#### WHAT YOU WILL DO
Locate each line holding the string "瓦斯浓度超限时" and copy it.

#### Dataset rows
Begin
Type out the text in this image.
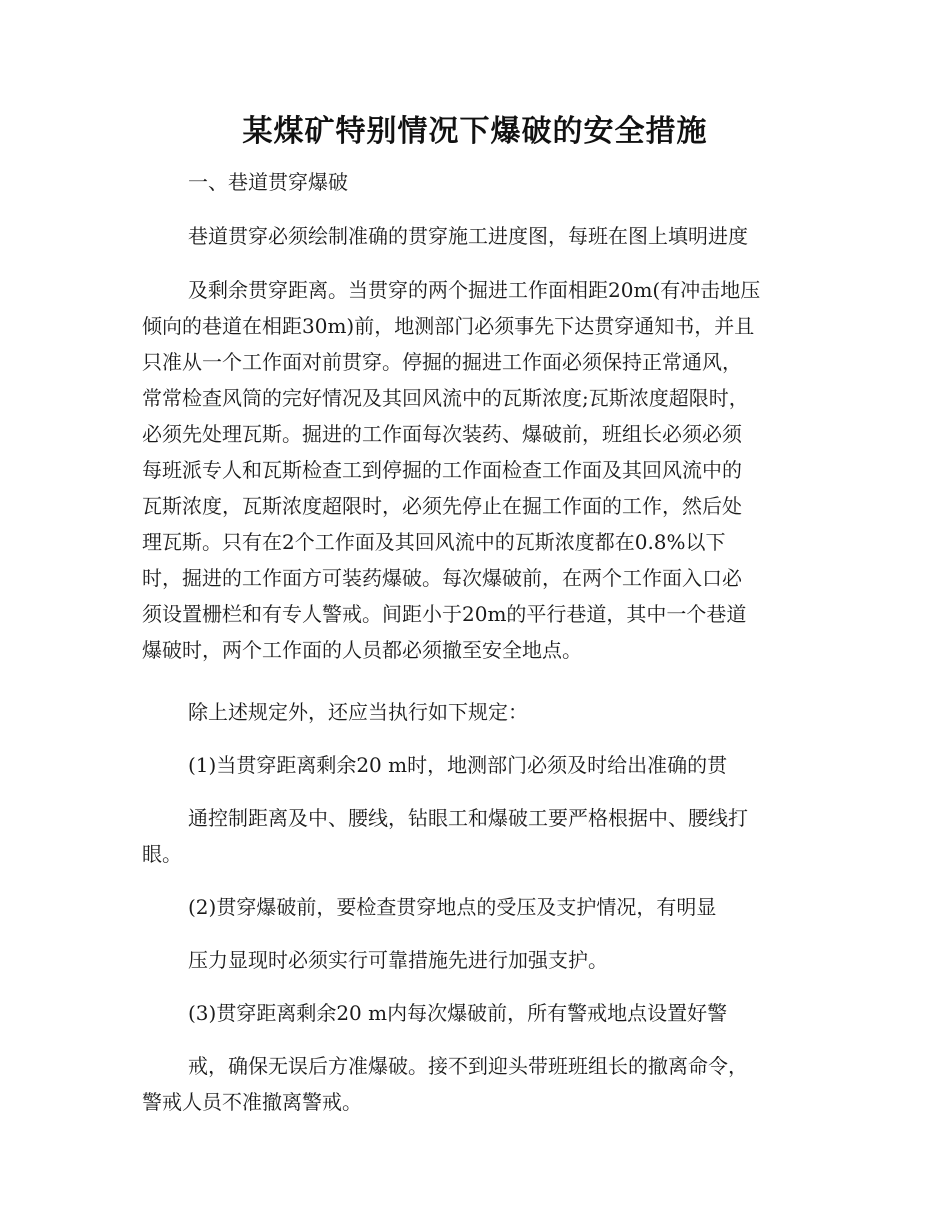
某煤矿特别情况下爆破的安全措施
一、巷道贯穿爆破
巷道贯穿必须绘制准确的贯穿施工进度图，每班在图上填明进度
及剩余贯穿距离。当贯穿的两个掘进工作面相距20m(有冲击地压
倾向的巷道在相距30m)前，地测部门必须事先下达贯穿通知书，并且
只准从一个工作面对前贯穿。停掘的掘进工作面必须保持正常通风，
常常检查风筒的完好情况及其回风流中的瓦斯浓度;瓦斯浓度超限时，
必须先处理瓦斯。掘进的工作面每次装药、爆破前，班组长必须必须
每班派专人和瓦斯检查工到停掘的工作面检查工作面及其回风流中的
瓦斯浓度，瓦斯浓度超限时，必须先停止在掘工作面的工作，然后处
理瓦斯。只有在2个工作面及其回风流中的瓦斯浓度都在0.8%以下
时，掘进的工作面方可装药爆破。每次爆破前，在两个工作面入口必
须设置栅栏和有专人警戒。间距小于20m的平行巷道，其中一个巷道
爆破时，两个工作面的人员都必须撤至安全地点。
除上述规定外，还应当执行如下规定：
(1)当贯穿距离剩余20 m时，地测部门必须及时给出准确的贯
通控制距离及中、腰线，钻眼工和爆破工要严格根据中、腰线打
眼。
(2)贯穿爆破前，要检查贯穿地点的受压及支护情况，有明显
压力显现时必须实行可靠措施先进行加强支护。
(3)贯穿距离剩余20 m内每次爆破前，所有警戒地点设置好警
戒，确保无误后方准爆破。接不到迎头带班班组长的撤离命令，
警戒人员不准撤离警戒。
End
#### RESPONSE TO THIS EXERCISE
常常检查风筒的完好情况及其回风流中的瓦斯浓度;瓦斯浓度超限时，
瓦斯浓度，瓦斯浓度超限时，必须先停止在掘工作面的工作，然后处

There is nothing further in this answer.